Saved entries
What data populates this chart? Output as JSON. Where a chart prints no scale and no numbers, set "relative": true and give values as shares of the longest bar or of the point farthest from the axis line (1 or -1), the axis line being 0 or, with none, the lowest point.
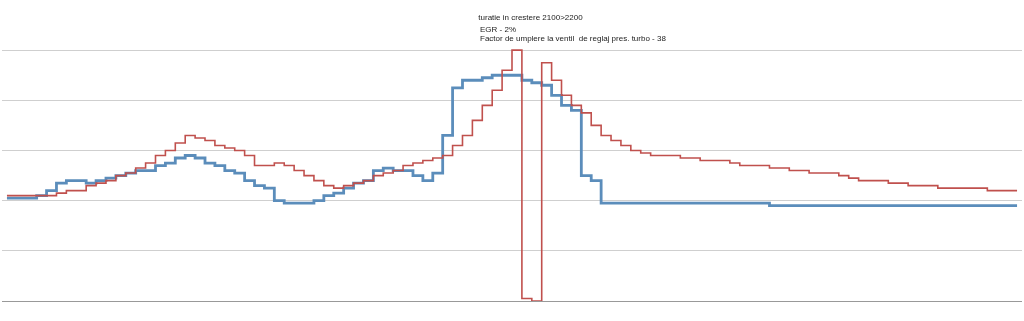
{
  "chart_data": {
    "type": "step",
    "relative": true,
    "title": "turatie in crestere 2100>2200",
    "annotations": [
      "EGR - 2%",
      "Factor de umplere la ventil  de reglaj pres. turbo - 38"
    ],
    "categories": [
      null,
      null,
      null,
      null,
      null,
      null,
      null,
      null,
      null,
      null,
      null,
      null,
      null,
      null,
      null,
      null,
      null,
      null,
      null,
      null,
      null,
      null,
      null,
      null,
      null,
      null,
      null,
      null,
      null,
      null,
      null,
      null,
      null,
      null,
      null,
      null,
      null,
      null,
      null,
      null,
      null,
      null,
      null,
      null,
      null,
      null,
      null,
      null,
      null,
      null,
      null,
      null,
      null,
      null,
      null,
      null,
      null,
      null,
      null,
      null,
      null,
      null,
      null,
      null,
      null,
      null,
      null,
      null,
      null,
      null,
      null,
      null,
      null,
      null,
      null,
      null,
      null,
      null,
      null,
      null,
      null,
      null,
      null,
      null,
      null,
      null,
      null,
      null,
      null,
      null,
      null,
      null,
      null,
      null,
      null,
      null,
      null,
      null,
      null,
      null,
      null,
      null,
      null
    ],
    "series": [
      {
        "color": "#5b8dbb",
        "values": [
          0.41,
          0.41,
          0.41,
          0.42,
          0.44,
          0.47,
          0.48,
          0.48,
          0.47,
          0.48,
          0.49,
          0.5,
          0.51,
          0.52,
          0.52,
          0.54,
          0.55,
          0.57,
          0.58,
          0.57,
          0.55,
          0.54,
          0.52,
          0.51,
          0.48,
          0.46,
          0.45,
          0.4,
          0.39,
          0.39,
          0.39,
          0.4,
          0.42,
          0.43,
          0.45,
          0.47,
          0.48,
          0.52,
          0.53,
          0.52,
          0.52,
          0.5,
          0.48,
          0.51,
          0.66,
          0.85,
          0.88,
          0.88,
          0.89,
          0.9,
          0.9,
          0.9,
          0.88,
          0.87,
          0.86,
          0.82,
          0.78,
          0.76,
          0.5,
          0.48,
          0.39,
          0.39,
          0.39,
          0.39,
          0.39,
          0.39,
          0.39,
          0.39,
          0.39,
          0.39,
          0.39,
          0.39,
          0.39,
          0.39,
          0.39,
          0.39,
          0.39,
          0.38,
          0.38,
          0.38,
          0.38,
          0.38,
          0.38,
          0.38,
          0.38,
          0.38,
          0.38,
          0.38,
          0.38,
          0.38,
          0.38,
          0.38,
          0.38,
          0.38,
          0.38,
          0.38,
          0.38,
          0.38,
          0.38,
          0.38,
          0.38,
          0.38,
          0.38
        ]
      },
      {
        "color": "#c0504d",
        "values": [
          0.42,
          0.42,
          0.42,
          0.42,
          0.42,
          0.43,
          0.44,
          0.44,
          0.46,
          0.47,
          0.48,
          0.5,
          0.51,
          0.53,
          0.55,
          0.58,
          0.6,
          0.63,
          0.66,
          0.65,
          0.64,
          0.62,
          0.61,
          0.6,
          0.58,
          0.54,
          0.54,
          0.55,
          0.54,
          0.52,
          0.5,
          0.48,
          0.46,
          0.45,
          0.46,
          0.47,
          0.48,
          0.5,
          0.51,
          0.52,
          0.54,
          0.55,
          0.56,
          0.57,
          0.58,
          0.62,
          0.66,
          0.72,
          0.78,
          0.84,
          0.92,
          1,
          0.01,
          0,
          0.95,
          0.88,
          0.82,
          0.78,
          0.75,
          0.7,
          0.66,
          0.64,
          0.62,
          0.6,
          0.59,
          0.58,
          0.58,
          0.58,
          0.57,
          0.57,
          0.56,
          0.56,
          0.56,
          0.55,
          0.54,
          0.54,
          0.54,
          0.53,
          0.53,
          0.52,
          0.52,
          0.51,
          0.51,
          0.51,
          0.5,
          0.49,
          0.48,
          0.48,
          0.48,
          0.47,
          0.47,
          0.46,
          0.46,
          0.46,
          0.45,
          0.45,
          0.45,
          0.45,
          0.45,
          0.44,
          0.44,
          0.44,
          0.44
        ]
      }
    ],
    "grid": "y"
  }
}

● **WORK INSTRUCTIONS**: Repeat the records above exactly, leaving out the pictures.

● **TASK ANSWER**:
What data populates this chart? Output as JSON. Where a chart prints no scale and no numbers, set "relative": true and give values as shares of the longest bar or of the point farthest from the axis line (1 or -1), the axis line being 0 or, with none, the lowest point.
{
  "chart_data": {
    "type": "step",
    "relative": true,
    "title": "turatie in crestere 2100>2200",
    "annotations": [
      "EGR - 2%",
      "Factor de umplere la ventil  de reglaj pres. turbo - 38"
    ],
    "categories": [
      null,
      null,
      null,
      null,
      null,
      null,
      null,
      null,
      null,
      null,
      null,
      null,
      null,
      null,
      null,
      null,
      null,
      null,
      null,
      null,
      null,
      null,
      null,
      null,
      null,
      null,
      null,
      null,
      null,
      null,
      null,
      null,
      null,
      null,
      null,
      null,
      null,
      null,
      null,
      null,
      null,
      null,
      null,
      null,
      null,
      null,
      null,
      null,
      null,
      null,
      null,
      null,
      null,
      null,
      null,
      null,
      null,
      null,
      null,
      null,
      null,
      null,
      null,
      null,
      null,
      null,
      null,
      null,
      null,
      null,
      null,
      null,
      null,
      null,
      null,
      null,
      null,
      null,
      null,
      null,
      null,
      null,
      null,
      null,
      null,
      null,
      null,
      null,
      null,
      null,
      null,
      null,
      null,
      null,
      null,
      null,
      null,
      null,
      null,
      null,
      null,
      null,
      null
    ],
    "series": [
      {
        "color": "#5b8dbb",
        "values": [
          0.41,
          0.41,
          0.41,
          0.42,
          0.44,
          0.47,
          0.48,
          0.48,
          0.47,
          0.48,
          0.49,
          0.5,
          0.51,
          0.52,
          0.52,
          0.54,
          0.55,
          0.57,
          0.58,
          0.57,
          0.55,
          0.54,
          0.52,
          0.51,
          0.48,
          0.46,
          0.45,
          0.4,
          0.39,
          0.39,
          0.39,
          0.4,
          0.42,
          0.43,
          0.45,
          0.47,
          0.48,
          0.52,
          0.53,
          0.52,
          0.52,
          0.5,
          0.48,
          0.51,
          0.66,
          0.85,
          0.88,
          0.88,
          0.89,
          0.9,
          0.9,
          0.9,
          0.88,
          0.87,
          0.86,
          0.82,
          0.78,
          0.76,
          0.5,
          0.48,
          0.39,
          0.39,
          0.39,
          0.39,
          0.39,
          0.39,
          0.39,
          0.39,
          0.39,
          0.39,
          0.39,
          0.39,
          0.39,
          0.39,
          0.39,
          0.39,
          0.39,
          0.38,
          0.38,
          0.38,
          0.38,
          0.38,
          0.38,
          0.38,
          0.38,
          0.38,
          0.38,
          0.38,
          0.38,
          0.38,
          0.38,
          0.38,
          0.38,
          0.38,
          0.38,
          0.38,
          0.38,
          0.38,
          0.38,
          0.38,
          0.38,
          0.38,
          0.38
        ]
      },
      {
        "color": "#c0504d",
        "values": [
          0.42,
          0.42,
          0.42,
          0.42,
          0.42,
          0.43,
          0.44,
          0.44,
          0.46,
          0.47,
          0.48,
          0.5,
          0.51,
          0.53,
          0.55,
          0.58,
          0.6,
          0.63,
          0.66,
          0.65,
          0.64,
          0.62,
          0.61,
          0.6,
          0.58,
          0.54,
          0.54,
          0.55,
          0.54,
          0.52,
          0.5,
          0.48,
          0.46,
          0.45,
          0.46,
          0.47,
          0.48,
          0.5,
          0.51,
          0.52,
          0.54,
          0.55,
          0.56,
          0.57,
          0.58,
          0.62,
          0.66,
          0.72,
          0.78,
          0.84,
          0.92,
          1,
          0.01,
          0,
          0.95,
          0.88,
          0.82,
          0.78,
          0.75,
          0.7,
          0.66,
          0.64,
          0.62,
          0.6,
          0.59,
          0.58,
          0.58,
          0.58,
          0.57,
          0.57,
          0.56,
          0.56,
          0.56,
          0.55,
          0.54,
          0.54,
          0.54,
          0.53,
          0.53,
          0.52,
          0.52,
          0.51,
          0.51,
          0.51,
          0.5,
          0.49,
          0.48,
          0.48,
          0.48,
          0.47,
          0.47,
          0.46,
          0.46,
          0.46,
          0.45,
          0.45,
          0.45,
          0.45,
          0.45,
          0.44,
          0.44,
          0.44,
          0.44
        ]
      }
    ],
    "grid": "y"
  }
}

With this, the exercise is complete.